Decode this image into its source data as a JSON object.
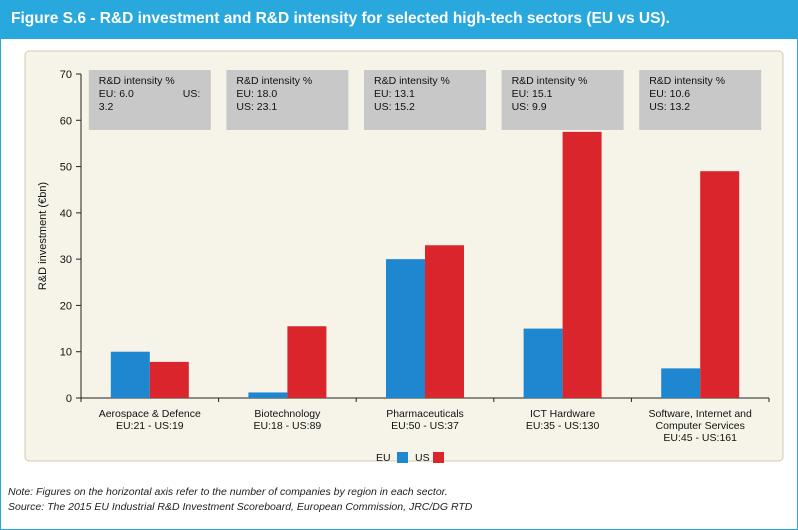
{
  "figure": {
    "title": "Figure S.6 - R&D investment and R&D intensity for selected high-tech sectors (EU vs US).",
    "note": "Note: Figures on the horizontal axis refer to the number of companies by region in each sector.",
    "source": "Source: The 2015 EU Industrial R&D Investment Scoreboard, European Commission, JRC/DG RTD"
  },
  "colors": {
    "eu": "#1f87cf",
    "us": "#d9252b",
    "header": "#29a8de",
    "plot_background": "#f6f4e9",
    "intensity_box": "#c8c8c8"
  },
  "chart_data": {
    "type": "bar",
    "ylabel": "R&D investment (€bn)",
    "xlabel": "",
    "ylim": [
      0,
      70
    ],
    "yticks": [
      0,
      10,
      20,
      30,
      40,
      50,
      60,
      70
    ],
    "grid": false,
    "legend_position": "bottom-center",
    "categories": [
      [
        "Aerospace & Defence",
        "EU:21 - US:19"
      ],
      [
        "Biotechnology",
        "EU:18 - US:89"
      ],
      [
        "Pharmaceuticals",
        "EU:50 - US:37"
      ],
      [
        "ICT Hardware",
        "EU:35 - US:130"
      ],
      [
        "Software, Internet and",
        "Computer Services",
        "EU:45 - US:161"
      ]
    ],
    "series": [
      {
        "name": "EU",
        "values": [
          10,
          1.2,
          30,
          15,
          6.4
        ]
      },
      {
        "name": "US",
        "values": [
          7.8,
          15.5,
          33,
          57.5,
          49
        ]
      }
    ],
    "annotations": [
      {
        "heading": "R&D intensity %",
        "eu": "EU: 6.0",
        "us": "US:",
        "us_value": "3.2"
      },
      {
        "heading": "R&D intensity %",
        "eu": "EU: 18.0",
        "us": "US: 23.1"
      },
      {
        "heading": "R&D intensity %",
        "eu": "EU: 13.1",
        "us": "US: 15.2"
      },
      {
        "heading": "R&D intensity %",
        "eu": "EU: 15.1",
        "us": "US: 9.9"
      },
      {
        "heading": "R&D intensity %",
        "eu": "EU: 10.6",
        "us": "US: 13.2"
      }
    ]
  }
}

==

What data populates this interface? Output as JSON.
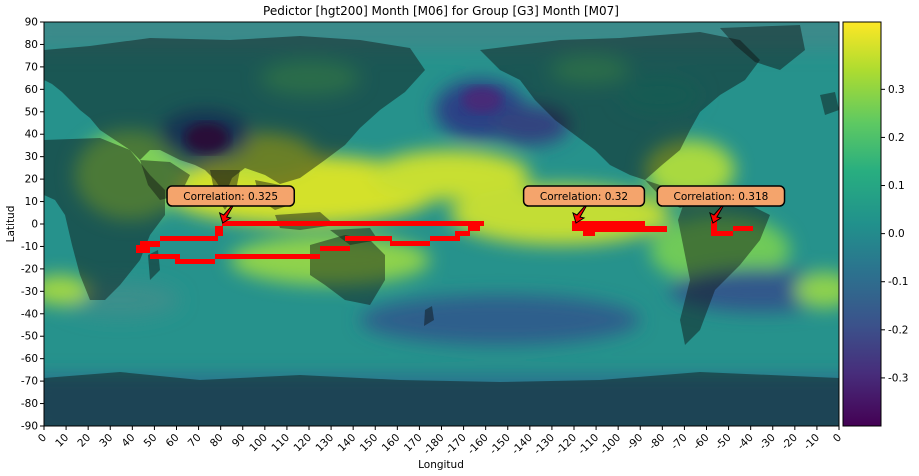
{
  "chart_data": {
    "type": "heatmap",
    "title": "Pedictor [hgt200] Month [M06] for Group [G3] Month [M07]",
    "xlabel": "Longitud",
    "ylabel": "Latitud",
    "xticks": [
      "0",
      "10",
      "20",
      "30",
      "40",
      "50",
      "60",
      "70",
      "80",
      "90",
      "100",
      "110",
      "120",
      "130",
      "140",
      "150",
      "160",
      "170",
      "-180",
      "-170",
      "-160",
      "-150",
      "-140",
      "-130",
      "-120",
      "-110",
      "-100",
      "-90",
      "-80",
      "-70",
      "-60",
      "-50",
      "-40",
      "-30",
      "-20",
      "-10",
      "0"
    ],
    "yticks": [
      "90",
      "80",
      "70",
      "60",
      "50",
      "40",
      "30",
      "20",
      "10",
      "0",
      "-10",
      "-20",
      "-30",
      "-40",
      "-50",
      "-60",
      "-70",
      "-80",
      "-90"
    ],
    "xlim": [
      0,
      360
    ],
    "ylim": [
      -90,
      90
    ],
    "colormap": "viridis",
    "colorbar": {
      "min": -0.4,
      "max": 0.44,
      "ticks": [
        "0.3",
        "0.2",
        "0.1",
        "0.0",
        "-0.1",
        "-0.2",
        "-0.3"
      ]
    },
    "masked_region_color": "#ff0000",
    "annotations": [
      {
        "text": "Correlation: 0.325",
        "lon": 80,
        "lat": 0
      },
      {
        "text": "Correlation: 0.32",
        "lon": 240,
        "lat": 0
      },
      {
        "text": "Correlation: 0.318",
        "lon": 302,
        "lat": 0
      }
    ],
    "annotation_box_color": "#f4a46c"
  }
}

#### To do:
Using the entries above, return each line that includes the word "JSON".

#### Answer to this problem:
Decode this image into its source data as a JSON object.
What data populates this interface? Output as JSON.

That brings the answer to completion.